## YOUR GOAL
Send back all the data below, exactly as given.

## DATA EXTRACT
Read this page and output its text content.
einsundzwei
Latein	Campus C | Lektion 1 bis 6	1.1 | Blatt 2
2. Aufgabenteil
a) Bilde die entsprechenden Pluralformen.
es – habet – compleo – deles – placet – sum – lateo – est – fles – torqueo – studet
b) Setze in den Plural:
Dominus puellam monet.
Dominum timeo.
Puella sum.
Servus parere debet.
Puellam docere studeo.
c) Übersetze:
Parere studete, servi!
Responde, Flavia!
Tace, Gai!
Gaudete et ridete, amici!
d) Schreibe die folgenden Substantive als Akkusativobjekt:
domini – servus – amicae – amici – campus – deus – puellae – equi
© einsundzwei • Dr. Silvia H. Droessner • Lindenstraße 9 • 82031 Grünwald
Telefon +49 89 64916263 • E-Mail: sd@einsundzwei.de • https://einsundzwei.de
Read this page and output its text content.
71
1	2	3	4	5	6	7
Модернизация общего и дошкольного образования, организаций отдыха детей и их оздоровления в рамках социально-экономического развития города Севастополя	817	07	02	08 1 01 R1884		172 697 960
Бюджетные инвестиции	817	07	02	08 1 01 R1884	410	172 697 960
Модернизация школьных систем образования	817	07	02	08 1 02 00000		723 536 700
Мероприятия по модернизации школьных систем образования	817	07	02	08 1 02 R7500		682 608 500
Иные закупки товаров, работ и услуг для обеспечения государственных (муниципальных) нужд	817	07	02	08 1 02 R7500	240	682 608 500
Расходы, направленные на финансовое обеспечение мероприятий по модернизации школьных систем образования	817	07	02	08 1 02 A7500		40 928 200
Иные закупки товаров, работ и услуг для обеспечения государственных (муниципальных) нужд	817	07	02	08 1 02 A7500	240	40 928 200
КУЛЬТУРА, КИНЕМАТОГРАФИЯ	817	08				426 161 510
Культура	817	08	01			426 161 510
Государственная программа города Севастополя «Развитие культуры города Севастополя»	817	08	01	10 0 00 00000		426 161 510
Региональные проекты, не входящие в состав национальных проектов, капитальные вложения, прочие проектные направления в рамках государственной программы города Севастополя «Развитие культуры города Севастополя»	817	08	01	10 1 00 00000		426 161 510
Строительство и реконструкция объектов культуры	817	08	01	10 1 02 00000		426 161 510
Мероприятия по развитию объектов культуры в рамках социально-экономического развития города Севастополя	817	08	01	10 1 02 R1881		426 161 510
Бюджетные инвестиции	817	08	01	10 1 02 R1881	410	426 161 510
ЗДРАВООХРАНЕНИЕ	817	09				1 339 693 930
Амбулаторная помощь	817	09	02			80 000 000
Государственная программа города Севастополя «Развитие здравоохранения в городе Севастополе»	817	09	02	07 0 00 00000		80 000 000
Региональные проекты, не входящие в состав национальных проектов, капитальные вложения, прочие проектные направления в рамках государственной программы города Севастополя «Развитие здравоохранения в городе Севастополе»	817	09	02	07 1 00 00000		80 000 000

## RESULT FOR THIS EXERCISE
Read this page and output its text content.
einsundzwei
Latein	Campus C | Lektion 1 bis 6	1.1 | Blatt 2
2. Aufgabenteil
a) Bilde die entsprechenden Pluralformen.
es – habet – compleo – deles – placet – sum – lateo – est – fles – torqueo – studet
b) Setze in den Plural:
Dominus puellam monet.
Dominum timeo.
Puella sum.
Servus parere debet.
Puellam docere studeo.
c) Übersetze:
Parere studete, servi!
Responde, Flavia!
Tace, Gai!
Gaudete et ridete, amici!
d) Schreibe die folgenden Substantive als Akkusativobjekt:
domini – servus – amicae – amici – campus – deus – puellae – equi
© einsundzwei • Dr. Silvia H. Droessner • Lindenstraße 9 • 82031 Grünwald
Telefon +49 89 64916263 • E-Mail: sd@einsundzwei.de • https://einsundzwei.de
Read this page and output its text content.
71
1	2	3	4	5	6	7
Модернизация общего и дошкольного образования, организаций отдыха детей и их оздоровления в рамках социально-экономического развития города Севастополя	817	07	02	08 1 01 R1884		172 697 960
Бюджетные инвестиции	817	07	02	08 1 01 R1884	410	172 697 960
Модернизация школьных систем образования	817	07	02	08 1 02 00000		723 536 700
Мероприятия по модернизации школьных систем образования	817	07	02	08 1 02 R7500		682 608 500
Иные закупки товаров, работ и услуг для обеспечения государственных (муниципальных) нужд	817	07	02	08 1 02 R7500	240	682 608 500
Расходы, направленные на финансовое обеспечение мероприятий по модернизации школьных систем образования	817	07	02	08 1 02 A7500		40 928 200
Иные закупки товаров, работ и услуг для обеспечения государственных (муниципальных) нужд	817	07	02	08 1 02 A7500	240	40 928 200
КУЛЬТУРА, КИНЕМАТОГРАФИЯ	817	08				426 161 510
Культура	817	08	01			426 161 510
Государственная программа города Севастополя «Развитие культуры города Севастополя»	817	08	01	10 0 00 00000		426 161 510
Региональные проекты, не входящие в состав национальных проектов, капитальные вложения, прочие проектные направления в рамках государственной программы города Севастополя «Развитие культуры города Севастополя»	817	08	01	10 1 00 00000		426 161 510
Строительство и реконструкция объектов культуры	817	08	01	10 1 02 00000		426 161 510
Мероприятия по развитию объектов культуры в рамках социально-экономического развития города Севастополя	817	08	01	10 1 02 R1881		426 161 510
Бюджетные инвестиции	817	08	01	10 1 02 R1881	410	426 161 510
ЗДРАВООХРАНЕНИЕ	817	09				1 339 693 930
Амбулаторная помощь	817	09	02			80 000 000
Государственная программа города Севастополя «Развитие здравоохранения в городе Севастополе»	817	09	02	07 0 00 00000		80 000 000
Региональные проекты, не входящие в состав национальных проектов, капитальные вложения, прочие проектные направления в рамках государственной программы города Севастополя «Развитие здравоохранения в городе Севастополе»	817	09	02	07 1 00 00000		80 000 000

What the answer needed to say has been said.